* Begin RECORDED INFORMATION *

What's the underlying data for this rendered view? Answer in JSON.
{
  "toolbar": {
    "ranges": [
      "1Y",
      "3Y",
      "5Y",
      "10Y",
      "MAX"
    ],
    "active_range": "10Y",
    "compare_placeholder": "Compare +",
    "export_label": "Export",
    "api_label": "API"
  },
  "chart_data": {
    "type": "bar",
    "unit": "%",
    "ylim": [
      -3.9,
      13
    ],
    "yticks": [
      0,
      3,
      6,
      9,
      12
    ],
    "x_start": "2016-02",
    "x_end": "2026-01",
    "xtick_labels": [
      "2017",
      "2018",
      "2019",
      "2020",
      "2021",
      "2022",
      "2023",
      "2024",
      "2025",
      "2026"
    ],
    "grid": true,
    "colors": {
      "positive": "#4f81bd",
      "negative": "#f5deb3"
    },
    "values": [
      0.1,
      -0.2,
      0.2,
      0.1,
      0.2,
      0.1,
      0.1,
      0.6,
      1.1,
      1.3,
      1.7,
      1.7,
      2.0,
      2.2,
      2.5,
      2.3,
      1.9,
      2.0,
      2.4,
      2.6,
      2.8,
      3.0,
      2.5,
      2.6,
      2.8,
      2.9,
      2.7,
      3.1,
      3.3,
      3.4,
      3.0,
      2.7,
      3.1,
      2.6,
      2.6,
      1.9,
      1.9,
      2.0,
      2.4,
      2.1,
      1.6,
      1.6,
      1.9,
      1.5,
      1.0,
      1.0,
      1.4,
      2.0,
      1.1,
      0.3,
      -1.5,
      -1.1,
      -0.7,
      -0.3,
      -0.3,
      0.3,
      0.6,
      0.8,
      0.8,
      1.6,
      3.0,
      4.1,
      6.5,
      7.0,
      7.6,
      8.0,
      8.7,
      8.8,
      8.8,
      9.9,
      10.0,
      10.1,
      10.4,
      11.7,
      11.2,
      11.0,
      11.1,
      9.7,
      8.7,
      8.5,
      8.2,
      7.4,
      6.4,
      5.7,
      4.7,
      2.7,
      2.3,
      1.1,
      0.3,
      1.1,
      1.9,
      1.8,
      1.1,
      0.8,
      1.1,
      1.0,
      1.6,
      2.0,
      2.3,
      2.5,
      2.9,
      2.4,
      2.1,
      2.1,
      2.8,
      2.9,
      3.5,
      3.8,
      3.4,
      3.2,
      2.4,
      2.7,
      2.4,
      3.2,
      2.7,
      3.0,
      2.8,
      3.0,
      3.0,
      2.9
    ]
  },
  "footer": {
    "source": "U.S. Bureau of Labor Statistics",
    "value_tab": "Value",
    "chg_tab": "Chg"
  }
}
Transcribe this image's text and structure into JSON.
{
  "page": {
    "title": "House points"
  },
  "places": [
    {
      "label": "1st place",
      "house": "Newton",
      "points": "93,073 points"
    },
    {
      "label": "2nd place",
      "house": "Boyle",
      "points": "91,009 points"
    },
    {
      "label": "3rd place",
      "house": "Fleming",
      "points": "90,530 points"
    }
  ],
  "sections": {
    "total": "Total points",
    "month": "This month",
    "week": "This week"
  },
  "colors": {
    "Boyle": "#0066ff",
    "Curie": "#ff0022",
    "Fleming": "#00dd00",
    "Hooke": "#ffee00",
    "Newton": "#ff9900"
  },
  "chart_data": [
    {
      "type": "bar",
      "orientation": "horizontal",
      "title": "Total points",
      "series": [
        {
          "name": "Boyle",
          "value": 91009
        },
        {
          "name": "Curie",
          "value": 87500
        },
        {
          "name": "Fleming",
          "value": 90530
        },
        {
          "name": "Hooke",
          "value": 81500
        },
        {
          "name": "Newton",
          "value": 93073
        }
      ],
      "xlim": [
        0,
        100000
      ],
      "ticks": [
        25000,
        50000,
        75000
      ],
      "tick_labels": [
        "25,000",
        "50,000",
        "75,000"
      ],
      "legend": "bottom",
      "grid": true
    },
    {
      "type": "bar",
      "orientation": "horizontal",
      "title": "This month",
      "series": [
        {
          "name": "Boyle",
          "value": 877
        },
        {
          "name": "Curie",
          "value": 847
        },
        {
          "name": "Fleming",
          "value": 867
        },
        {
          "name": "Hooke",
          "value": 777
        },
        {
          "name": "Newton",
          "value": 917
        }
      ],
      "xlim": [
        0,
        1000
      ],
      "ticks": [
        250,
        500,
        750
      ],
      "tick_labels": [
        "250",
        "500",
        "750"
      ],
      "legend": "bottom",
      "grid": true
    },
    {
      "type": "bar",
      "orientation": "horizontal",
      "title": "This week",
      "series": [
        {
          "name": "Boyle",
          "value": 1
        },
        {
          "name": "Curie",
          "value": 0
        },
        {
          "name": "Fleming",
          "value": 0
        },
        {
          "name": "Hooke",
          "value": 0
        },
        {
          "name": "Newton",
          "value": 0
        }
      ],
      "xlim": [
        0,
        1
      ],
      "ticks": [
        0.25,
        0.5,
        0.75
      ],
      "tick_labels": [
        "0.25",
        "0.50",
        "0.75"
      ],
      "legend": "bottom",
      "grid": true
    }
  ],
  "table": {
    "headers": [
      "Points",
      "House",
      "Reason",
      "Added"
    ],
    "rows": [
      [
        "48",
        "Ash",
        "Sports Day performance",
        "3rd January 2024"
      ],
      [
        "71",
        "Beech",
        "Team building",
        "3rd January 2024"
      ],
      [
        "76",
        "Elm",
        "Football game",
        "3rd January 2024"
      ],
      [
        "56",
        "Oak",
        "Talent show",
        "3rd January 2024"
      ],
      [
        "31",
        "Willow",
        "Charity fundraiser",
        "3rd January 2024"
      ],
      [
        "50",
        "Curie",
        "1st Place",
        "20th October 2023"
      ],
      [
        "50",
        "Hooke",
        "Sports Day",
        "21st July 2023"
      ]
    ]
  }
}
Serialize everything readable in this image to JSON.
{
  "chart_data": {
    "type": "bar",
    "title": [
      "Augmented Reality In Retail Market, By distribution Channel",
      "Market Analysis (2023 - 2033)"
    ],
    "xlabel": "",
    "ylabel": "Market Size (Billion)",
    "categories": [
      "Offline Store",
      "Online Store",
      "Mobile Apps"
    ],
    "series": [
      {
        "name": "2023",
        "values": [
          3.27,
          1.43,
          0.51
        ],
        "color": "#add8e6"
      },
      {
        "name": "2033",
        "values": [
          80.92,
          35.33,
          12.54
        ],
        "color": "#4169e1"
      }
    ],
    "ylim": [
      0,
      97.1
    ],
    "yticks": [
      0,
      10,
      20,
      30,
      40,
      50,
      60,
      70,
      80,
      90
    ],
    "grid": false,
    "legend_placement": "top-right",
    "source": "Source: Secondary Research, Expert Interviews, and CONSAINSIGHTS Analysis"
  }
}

* End RECORDED INFORMATION *

■ **WHAT THE EXERCISE ASKS**:
Copy every line of the records word for word.

■ **FULL SOLUTION**:
What's the underlying data for this rendered view? Answer in JSON.
{
  "toolbar": {
    "ranges": [
      "1Y",
      "3Y",
      "5Y",
      "10Y",
      "MAX"
    ],
    "active_range": "10Y",
    "compare_placeholder": "Compare +",
    "export_label": "Export",
    "api_label": "API"
  },
  "chart_data": {
    "type": "bar",
    "unit": "%",
    "ylim": [
      -3.9,
      13
    ],
    "yticks": [
      0,
      3,
      6,
      9,
      12
    ],
    "x_start": "2016-02",
    "x_end": "2026-01",
    "xtick_labels": [
      "2017",
      "2018",
      "2019",
      "2020",
      "2021",
      "2022",
      "2023",
      "2024",
      "2025",
      "2026"
    ],
    "grid": true,
    "colors": {
      "positive": "#4f81bd",
      "negative": "#f5deb3"
    },
    "values": [
      0.1,
      -0.2,
      0.2,
      0.1,
      0.2,
      0.1,
      0.1,
      0.6,
      1.1,
      1.3,
      1.7,
      1.7,
      2.0,
      2.2,
      2.5,
      2.3,
      1.9,
      2.0,
      2.4,
      2.6,
      2.8,
      3.0,
      2.5,
      2.6,
      2.8,
      2.9,
      2.7,
      3.1,
      3.3,
      3.4,
      3.0,
      2.7,
      3.1,
      2.6,
      2.6,
      1.9,
      1.9,
      2.0,
      2.4,
      2.1,
      1.6,
      1.6,
      1.9,
      1.5,
      1.0,
      1.0,
      1.4,
      2.0,
      1.1,
      0.3,
      -1.5,
      -1.1,
      -0.7,
      -0.3,
      -0.3,
      0.3,
      0.6,
      0.8,
      0.8,
      1.6,
      3.0,
      4.1,
      6.5,
      7.0,
      7.6,
      8.0,
      8.7,
      8.8,
      8.8,
      9.9,
      10.0,
      10.1,
      10.4,
      11.7,
      11.2,
      11.0,
      11.1,
      9.7,
      8.7,
      8.5,
      8.2,
      7.4,
      6.4,
      5.7,
      4.7,
      2.7,
      2.3,
      1.1,
      0.3,
      1.1,
      1.9,
      1.8,
      1.1,
      0.8,
      1.1,
      1.0,
      1.6,
      2.0,
      2.3,
      2.5,
      2.9,
      2.4,
      2.1,
      2.1,
      2.8,
      2.9,
      3.5,
      3.8,
      3.4,
      3.2,
      2.4,
      2.7,
      2.4,
      3.2,
      2.7,
      3.0,
      2.8,
      3.0,
      3.0,
      2.9
    ]
  },
  "footer": {
    "source": "U.S. Bureau of Labor Statistics",
    "value_tab": "Value",
    "chg_tab": "Chg"
  }
}
Transcribe this image's text and structure into JSON.
{
  "page": {
    "title": "House points"
  },
  "places": [
    {
      "label": "1st place",
      "house": "Newton",
      "points": "93,073 points"
    },
    {
      "label": "2nd place",
      "house": "Boyle",
      "points": "91,009 points"
    },
    {
      "label": "3rd place",
      "house": "Fleming",
      "points": "90,530 points"
    }
  ],
  "sections": {
    "total": "Total points",
    "month": "This month",
    "week": "This week"
  },
  "colors": {
    "Boyle": "#0066ff",
    "Curie": "#ff0022",
    "Fleming": "#00dd00",
    "Hooke": "#ffee00",
    "Newton": "#ff9900"
  },
  "chart_data": [
    {
      "type": "bar",
      "orientation": "horizontal",
      "title": "Total points",
      "series": [
        {
          "name": "Boyle",
          "value": 91009
        },
        {
          "name": "Curie",
          "value": 87500
        },
        {
          "name": "Fleming",
          "value": 90530
        },
        {
          "name": "Hooke",
          "value": 81500
        },
        {
          "name": "Newton",
          "value": 93073
        }
      ],
      "xlim": [
        0,
        100000
      ],
      "ticks": [
        25000,
        50000,
        75000
      ],
      "tick_labels": [
        "25,000",
        "50,000",
        "75,000"
      ],
      "legend": "bottom",
      "grid": true
    },
    {
      "type": "bar",
      "orientation": "horizontal",
      "title": "This month",
      "series": [
        {
          "name": "Boyle",
          "value": 877
        },
        {
          "name": "Curie",
          "value": 847
        },
        {
          "name": "Fleming",
          "value": 867
        },
        {
          "name": "Hooke",
          "value": 777
        },
        {
          "name": "Newton",
          "value": 917
        }
      ],
      "xlim": [
        0,
        1000
      ],
      "ticks": [
        250,
        500,
        750
      ],
      "tick_labels": [
        "250",
        "500",
        "750"
      ],
      "legend": "bottom",
      "grid": true
    },
    {
      "type": "bar",
      "orientation": "horizontal",
      "title": "This week",
      "series": [
        {
          "name": "Boyle",
          "value": 1
        },
        {
          "name": "Curie",
          "value": 0
        },
        {
          "name": "Fleming",
          "value": 0
        },
        {
          "name": "Hooke",
          "value": 0
        },
        {
          "name": "Newton",
          "value": 0
        }
      ],
      "xlim": [
        0,
        1
      ],
      "ticks": [
        0.25,
        0.5,
        0.75
      ],
      "tick_labels": [
        "0.25",
        "0.50",
        "0.75"
      ],
      "legend": "bottom",
      "grid": true
    }
  ],
  "table": {
    "headers": [
      "Points",
      "House",
      "Reason",
      "Added"
    ],
    "rows": [
      [
        "48",
        "Ash",
        "Sports Day performance",
        "3rd January 2024"
      ],
      [
        "71",
        "Beech",
        "Team building",
        "3rd January 2024"
      ],
      [
        "76",
        "Elm",
        "Football game",
        "3rd January 2024"
      ],
      [
        "56",
        "Oak",
        "Talent show",
        "3rd January 2024"
      ],
      [
        "31",
        "Willow",
        "Charity fundraiser",
        "3rd January 2024"
      ],
      [
        "50",
        "Curie",
        "1st Place",
        "20th October 2023"
      ],
      [
        "50",
        "Hooke",
        "Sports Day",
        "21st July 2023"
      ]
    ]
  }
}
Serialize everything readable in this image to JSON.
{
  "chart_data": {
    "type": "bar",
    "title": [
      "Augmented Reality In Retail Market, By distribution Channel",
      "Market Analysis (2023 - 2033)"
    ],
    "xlabel": "",
    "ylabel": "Market Size (Billion)",
    "categories": [
      "Offline Store",
      "Online Store",
      "Mobile Apps"
    ],
    "series": [
      {
        "name": "2023",
        "values": [
          3.27,
          1.43,
          0.51
        ],
        "color": "#add8e6"
      },
      {
        "name": "2033",
        "values": [
          80.92,
          35.33,
          12.54
        ],
        "color": "#4169e1"
      }
    ],
    "ylim": [
      0,
      97.1
    ],
    "yticks": [
      0,
      10,
      20,
      30,
      40,
      50,
      60,
      70,
      80,
      90
    ],
    "grid": false,
    "legend_placement": "top-right",
    "source": "Source: Secondary Research, Expert Interviews, and CONSAINSIGHTS Analysis"
  }
}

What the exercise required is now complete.